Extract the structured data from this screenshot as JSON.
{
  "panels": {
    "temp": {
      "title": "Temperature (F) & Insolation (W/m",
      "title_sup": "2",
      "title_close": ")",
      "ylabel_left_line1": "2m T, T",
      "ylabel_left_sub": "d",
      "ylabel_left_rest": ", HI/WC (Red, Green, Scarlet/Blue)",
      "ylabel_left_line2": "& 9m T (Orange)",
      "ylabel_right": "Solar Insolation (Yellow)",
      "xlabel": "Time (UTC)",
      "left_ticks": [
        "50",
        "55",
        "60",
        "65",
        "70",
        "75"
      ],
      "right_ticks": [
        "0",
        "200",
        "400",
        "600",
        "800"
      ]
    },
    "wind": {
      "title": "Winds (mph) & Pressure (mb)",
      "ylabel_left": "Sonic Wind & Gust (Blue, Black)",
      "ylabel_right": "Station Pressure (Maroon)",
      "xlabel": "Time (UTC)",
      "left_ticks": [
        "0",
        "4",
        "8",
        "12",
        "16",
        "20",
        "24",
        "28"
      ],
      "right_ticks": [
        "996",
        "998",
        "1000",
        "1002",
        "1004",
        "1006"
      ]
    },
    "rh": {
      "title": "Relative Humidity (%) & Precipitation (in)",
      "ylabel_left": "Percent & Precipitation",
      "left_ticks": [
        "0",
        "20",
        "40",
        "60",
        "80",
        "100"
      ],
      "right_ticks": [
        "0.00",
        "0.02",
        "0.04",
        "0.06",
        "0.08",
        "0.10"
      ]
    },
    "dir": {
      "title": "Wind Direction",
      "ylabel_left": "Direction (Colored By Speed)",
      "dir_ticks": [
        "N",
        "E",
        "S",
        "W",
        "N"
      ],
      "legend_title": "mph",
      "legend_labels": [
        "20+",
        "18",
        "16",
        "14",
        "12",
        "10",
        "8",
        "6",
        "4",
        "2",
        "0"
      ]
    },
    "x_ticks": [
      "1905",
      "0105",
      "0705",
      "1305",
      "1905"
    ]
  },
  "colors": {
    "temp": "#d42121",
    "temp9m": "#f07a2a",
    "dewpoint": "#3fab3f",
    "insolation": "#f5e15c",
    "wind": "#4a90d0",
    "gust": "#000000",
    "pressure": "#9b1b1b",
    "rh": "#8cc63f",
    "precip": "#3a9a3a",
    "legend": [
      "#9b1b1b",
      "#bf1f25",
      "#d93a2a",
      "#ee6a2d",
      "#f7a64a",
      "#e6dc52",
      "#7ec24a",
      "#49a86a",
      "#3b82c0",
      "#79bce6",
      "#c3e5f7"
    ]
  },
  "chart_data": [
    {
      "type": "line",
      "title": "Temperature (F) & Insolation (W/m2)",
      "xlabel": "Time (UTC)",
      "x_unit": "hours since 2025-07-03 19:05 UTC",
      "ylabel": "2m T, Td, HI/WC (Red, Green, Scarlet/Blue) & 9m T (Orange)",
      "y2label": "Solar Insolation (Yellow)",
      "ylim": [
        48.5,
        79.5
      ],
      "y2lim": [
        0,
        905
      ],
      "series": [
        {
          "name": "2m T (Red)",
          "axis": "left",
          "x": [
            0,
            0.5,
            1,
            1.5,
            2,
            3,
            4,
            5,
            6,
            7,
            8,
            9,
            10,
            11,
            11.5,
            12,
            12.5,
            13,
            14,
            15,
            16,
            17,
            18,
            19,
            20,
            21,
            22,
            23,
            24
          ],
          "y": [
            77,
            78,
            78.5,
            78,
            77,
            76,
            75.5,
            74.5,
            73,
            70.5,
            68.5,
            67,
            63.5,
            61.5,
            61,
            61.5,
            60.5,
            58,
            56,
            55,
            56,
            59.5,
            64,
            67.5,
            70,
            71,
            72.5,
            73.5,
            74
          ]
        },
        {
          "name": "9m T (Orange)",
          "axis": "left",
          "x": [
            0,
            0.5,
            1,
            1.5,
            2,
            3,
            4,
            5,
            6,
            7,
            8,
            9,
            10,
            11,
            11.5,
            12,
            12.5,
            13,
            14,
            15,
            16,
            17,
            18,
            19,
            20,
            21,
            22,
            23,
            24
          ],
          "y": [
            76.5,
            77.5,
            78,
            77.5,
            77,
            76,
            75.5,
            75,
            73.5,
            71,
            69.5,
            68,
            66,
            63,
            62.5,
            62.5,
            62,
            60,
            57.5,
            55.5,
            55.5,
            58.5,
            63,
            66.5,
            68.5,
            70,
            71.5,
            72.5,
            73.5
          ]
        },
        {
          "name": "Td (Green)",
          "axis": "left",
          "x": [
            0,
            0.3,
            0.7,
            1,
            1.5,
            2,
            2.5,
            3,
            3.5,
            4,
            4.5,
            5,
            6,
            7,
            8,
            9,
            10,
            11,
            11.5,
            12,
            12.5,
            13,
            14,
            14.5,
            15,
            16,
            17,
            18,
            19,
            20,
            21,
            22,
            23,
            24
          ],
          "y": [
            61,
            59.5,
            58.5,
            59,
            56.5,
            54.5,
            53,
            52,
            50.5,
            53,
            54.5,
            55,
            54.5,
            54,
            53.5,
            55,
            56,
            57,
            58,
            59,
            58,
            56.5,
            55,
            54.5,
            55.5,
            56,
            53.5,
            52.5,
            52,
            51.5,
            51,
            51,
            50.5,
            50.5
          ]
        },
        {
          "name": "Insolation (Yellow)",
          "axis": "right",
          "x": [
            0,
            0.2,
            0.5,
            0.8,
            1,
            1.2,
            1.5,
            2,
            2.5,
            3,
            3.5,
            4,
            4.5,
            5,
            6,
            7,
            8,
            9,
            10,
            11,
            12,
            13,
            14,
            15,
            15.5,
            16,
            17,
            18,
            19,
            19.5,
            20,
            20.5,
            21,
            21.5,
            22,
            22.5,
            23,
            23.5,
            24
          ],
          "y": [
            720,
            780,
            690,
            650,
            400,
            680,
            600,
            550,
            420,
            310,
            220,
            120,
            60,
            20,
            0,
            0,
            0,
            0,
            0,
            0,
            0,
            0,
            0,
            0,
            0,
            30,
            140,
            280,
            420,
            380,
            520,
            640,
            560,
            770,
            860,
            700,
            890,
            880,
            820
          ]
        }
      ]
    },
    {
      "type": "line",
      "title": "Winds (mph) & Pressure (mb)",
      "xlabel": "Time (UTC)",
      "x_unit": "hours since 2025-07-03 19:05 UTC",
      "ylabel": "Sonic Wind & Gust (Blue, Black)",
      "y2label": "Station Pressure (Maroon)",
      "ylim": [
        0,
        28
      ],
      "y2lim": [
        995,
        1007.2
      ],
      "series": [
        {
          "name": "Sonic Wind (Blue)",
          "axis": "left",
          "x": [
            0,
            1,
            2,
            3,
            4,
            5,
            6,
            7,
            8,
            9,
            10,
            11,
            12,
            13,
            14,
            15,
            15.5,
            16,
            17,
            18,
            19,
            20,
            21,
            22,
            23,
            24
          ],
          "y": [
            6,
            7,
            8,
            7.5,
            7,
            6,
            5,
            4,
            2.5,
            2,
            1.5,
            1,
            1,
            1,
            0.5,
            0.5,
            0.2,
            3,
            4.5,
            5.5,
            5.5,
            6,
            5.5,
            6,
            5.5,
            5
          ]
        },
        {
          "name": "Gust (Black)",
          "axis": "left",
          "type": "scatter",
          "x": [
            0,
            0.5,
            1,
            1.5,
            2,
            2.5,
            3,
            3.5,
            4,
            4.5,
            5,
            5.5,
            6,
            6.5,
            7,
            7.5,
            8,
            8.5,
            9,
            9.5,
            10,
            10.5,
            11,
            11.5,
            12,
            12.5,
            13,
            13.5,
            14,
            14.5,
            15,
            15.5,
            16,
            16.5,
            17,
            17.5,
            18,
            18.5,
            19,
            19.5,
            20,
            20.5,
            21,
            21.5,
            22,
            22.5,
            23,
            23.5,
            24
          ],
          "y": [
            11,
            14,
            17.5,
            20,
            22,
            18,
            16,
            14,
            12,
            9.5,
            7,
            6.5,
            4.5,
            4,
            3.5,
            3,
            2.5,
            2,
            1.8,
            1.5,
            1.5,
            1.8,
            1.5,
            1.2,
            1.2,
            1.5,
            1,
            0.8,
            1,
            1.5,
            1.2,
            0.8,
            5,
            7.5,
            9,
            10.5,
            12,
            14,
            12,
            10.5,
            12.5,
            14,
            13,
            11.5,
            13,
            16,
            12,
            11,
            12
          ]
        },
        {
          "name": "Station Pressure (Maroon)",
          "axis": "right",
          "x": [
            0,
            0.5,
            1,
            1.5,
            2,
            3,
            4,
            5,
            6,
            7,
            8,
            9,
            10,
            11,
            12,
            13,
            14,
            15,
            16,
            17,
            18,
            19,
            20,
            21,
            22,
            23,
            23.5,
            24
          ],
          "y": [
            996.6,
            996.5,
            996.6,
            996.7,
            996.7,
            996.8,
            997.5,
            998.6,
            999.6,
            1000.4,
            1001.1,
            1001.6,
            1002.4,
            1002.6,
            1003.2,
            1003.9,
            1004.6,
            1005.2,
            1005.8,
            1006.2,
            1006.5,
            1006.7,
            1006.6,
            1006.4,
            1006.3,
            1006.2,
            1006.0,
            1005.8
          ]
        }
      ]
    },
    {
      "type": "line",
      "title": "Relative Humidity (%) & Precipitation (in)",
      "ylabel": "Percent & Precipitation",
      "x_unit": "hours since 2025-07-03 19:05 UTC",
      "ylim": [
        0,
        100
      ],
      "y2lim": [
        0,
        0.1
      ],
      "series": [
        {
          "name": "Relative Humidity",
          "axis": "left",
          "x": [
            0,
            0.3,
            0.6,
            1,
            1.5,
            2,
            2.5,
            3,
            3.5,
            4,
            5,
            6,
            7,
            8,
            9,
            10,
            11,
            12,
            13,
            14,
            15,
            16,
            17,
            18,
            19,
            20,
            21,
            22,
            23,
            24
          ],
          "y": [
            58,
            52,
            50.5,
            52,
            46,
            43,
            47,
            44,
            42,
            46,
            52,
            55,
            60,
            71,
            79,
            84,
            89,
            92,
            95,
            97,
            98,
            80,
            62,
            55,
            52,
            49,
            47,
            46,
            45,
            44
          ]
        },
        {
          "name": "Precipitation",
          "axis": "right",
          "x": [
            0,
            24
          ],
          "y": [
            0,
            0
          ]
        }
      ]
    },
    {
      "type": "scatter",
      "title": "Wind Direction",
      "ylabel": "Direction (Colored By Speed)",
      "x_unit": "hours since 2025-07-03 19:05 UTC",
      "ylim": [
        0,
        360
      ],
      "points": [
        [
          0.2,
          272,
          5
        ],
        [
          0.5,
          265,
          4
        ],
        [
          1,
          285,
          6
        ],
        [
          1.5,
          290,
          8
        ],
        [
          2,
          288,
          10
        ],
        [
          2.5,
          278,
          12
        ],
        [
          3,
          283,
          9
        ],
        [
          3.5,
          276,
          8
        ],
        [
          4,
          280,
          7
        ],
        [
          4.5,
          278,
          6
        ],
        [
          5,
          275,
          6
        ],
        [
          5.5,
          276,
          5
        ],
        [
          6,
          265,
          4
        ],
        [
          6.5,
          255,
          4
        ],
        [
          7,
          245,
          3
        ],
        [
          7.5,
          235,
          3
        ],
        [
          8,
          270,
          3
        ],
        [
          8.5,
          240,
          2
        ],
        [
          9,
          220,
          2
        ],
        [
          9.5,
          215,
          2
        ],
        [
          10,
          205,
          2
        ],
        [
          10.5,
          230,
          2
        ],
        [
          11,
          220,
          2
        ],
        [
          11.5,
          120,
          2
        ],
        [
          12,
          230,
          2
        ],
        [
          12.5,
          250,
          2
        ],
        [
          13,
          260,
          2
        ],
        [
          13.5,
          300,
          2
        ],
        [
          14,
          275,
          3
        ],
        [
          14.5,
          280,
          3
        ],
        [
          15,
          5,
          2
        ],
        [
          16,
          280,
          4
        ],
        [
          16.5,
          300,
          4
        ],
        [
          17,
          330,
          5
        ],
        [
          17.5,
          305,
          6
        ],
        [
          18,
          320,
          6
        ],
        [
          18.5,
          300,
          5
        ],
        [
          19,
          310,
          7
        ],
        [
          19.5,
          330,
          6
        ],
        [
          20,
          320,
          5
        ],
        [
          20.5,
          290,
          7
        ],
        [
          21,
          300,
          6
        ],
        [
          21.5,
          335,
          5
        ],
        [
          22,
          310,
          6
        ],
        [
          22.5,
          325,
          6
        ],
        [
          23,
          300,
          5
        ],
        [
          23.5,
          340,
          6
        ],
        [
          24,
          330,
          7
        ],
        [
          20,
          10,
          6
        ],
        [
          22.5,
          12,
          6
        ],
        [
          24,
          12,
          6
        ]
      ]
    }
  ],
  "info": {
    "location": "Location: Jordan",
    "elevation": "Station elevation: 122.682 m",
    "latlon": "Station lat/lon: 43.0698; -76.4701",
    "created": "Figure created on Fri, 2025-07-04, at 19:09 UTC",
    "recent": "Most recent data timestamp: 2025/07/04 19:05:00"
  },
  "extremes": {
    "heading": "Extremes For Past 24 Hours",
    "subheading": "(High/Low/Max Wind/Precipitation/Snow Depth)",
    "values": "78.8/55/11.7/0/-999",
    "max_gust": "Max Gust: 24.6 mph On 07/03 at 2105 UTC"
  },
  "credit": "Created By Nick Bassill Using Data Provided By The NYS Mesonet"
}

#####

(TASK DETAILS): Collect each line containing the string "Black".

(FINISHED TASK):
      "ylabel_left": "Sonic Wind & Gust (Blue, Black)",
      "ylabel": "Sonic Wind & Gust (Blue, Black)",
          "name": "Gust (Black)",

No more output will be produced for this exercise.